[Request] Copy every line of the following data that includes the string "background".
------ Provided material ------
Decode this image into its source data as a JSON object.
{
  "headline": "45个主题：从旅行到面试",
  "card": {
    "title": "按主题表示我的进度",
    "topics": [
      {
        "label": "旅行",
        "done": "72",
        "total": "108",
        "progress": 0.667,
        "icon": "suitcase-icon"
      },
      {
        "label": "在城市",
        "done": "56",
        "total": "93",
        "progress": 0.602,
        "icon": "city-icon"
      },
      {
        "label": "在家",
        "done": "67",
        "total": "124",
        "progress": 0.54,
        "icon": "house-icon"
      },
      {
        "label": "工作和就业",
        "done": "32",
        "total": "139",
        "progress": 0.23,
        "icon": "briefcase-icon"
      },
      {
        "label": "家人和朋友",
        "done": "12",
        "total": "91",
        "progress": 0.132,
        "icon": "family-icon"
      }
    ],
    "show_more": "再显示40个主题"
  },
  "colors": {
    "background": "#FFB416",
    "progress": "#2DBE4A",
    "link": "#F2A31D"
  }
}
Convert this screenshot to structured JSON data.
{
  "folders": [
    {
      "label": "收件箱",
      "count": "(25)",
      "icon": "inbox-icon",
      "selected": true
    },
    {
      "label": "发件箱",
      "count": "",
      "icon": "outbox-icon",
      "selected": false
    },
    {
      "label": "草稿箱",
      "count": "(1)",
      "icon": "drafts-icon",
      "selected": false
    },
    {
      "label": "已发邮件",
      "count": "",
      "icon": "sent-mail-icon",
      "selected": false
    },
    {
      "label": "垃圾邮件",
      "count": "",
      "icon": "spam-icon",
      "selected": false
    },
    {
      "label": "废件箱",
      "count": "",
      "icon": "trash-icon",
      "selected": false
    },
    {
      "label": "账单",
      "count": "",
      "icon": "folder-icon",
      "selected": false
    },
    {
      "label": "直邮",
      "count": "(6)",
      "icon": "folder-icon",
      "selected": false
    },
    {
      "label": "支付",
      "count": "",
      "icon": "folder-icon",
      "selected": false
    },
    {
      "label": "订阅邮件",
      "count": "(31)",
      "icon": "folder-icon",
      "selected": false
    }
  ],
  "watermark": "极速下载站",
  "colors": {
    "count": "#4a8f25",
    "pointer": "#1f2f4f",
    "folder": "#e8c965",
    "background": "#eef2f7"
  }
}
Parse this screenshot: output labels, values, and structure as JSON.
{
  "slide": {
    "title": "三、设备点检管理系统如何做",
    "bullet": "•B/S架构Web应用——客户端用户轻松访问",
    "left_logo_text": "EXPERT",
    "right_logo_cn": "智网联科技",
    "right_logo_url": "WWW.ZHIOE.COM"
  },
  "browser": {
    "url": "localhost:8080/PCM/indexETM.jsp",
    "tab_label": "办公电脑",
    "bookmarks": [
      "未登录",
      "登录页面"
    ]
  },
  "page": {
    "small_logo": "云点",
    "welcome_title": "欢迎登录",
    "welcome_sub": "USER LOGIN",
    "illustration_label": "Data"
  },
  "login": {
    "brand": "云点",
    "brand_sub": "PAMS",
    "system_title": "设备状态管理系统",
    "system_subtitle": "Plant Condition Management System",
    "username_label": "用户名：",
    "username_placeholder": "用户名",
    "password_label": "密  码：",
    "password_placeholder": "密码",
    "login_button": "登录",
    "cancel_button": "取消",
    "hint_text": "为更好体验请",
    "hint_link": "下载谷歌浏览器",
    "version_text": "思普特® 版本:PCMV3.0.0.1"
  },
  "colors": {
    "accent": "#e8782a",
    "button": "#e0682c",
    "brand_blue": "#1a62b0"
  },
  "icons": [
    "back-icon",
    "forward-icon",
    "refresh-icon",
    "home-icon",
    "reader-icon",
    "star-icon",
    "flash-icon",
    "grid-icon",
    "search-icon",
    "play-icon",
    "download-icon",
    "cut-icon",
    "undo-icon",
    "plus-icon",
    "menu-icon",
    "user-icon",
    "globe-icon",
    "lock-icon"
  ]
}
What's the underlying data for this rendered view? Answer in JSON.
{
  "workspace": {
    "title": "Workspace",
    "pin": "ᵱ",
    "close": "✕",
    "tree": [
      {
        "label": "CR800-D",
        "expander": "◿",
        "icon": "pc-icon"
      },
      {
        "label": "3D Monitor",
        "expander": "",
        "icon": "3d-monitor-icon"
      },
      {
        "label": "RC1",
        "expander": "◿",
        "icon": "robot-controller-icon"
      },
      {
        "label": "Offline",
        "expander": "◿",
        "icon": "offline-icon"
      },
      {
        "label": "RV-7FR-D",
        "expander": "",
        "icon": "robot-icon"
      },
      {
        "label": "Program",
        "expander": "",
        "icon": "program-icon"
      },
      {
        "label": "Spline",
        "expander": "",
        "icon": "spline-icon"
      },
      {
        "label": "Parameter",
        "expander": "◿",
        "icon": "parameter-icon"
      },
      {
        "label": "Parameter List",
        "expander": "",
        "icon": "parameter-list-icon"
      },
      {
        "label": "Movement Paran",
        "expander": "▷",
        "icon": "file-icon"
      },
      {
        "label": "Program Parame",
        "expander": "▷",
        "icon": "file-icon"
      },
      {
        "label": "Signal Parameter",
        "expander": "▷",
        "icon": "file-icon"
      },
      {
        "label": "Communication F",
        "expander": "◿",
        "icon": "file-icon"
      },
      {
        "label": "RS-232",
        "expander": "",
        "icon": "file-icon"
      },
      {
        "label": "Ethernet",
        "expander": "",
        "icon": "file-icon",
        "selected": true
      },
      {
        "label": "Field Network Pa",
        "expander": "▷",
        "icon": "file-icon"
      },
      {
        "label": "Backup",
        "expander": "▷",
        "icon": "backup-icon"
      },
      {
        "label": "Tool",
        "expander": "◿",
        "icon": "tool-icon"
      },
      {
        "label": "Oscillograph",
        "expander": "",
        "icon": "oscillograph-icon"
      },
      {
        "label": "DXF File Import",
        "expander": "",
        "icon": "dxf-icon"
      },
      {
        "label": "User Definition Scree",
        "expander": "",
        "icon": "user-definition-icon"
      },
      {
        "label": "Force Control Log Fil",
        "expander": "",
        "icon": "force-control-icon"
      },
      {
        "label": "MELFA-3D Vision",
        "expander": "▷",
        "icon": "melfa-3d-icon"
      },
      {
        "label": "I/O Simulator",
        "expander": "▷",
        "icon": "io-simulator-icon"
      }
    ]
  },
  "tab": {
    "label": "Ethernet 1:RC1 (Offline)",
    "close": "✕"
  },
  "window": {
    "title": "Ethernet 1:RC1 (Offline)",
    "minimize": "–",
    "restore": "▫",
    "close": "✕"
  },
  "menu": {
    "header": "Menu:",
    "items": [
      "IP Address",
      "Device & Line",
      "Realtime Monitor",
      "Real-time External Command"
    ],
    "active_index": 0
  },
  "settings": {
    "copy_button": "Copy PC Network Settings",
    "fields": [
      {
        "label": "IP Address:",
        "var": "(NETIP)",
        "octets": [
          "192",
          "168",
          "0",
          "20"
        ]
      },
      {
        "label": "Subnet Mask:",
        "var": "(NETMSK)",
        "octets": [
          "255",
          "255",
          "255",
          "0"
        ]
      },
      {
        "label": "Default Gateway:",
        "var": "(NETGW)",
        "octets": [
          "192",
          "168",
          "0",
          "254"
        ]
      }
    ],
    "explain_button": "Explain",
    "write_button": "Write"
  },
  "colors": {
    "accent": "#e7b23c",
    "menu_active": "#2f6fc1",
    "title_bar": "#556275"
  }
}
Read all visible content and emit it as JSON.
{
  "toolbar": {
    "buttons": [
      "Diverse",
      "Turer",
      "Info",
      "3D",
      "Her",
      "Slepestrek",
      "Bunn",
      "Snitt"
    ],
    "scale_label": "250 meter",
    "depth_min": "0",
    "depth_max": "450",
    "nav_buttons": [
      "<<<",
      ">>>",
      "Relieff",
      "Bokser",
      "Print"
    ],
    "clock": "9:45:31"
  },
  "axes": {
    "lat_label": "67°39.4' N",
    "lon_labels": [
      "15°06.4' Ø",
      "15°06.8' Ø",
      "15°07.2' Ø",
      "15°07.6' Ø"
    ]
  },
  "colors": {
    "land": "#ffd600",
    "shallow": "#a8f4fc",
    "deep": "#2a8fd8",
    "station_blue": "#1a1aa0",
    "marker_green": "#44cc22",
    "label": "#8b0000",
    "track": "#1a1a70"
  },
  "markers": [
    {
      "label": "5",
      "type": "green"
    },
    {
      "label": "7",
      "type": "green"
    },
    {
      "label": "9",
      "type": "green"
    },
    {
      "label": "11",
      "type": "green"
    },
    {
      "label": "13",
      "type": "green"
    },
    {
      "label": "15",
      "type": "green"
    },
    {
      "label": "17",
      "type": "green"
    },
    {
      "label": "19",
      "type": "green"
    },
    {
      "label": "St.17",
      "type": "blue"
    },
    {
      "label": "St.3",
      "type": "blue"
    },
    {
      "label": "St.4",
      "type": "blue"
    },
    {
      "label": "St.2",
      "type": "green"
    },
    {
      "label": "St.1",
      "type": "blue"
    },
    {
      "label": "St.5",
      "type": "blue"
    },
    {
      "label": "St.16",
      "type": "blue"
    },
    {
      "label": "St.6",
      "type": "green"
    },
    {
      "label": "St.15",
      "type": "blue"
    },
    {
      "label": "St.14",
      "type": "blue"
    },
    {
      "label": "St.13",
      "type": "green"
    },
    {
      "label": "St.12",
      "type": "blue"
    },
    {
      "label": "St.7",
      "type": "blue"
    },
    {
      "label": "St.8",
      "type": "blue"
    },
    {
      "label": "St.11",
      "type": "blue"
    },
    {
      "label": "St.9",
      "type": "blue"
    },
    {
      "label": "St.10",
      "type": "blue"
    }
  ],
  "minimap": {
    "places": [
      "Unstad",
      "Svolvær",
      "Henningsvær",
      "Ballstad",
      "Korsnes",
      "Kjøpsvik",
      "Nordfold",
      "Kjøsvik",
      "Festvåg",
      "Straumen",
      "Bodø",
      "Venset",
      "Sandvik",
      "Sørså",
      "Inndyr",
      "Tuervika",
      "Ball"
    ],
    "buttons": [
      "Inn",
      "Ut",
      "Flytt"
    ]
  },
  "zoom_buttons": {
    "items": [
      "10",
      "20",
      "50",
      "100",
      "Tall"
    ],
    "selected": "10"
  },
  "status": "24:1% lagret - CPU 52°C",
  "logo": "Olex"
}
------
[Exercise response]
    "background": "#FFB416",
    "background": "#eef2f7"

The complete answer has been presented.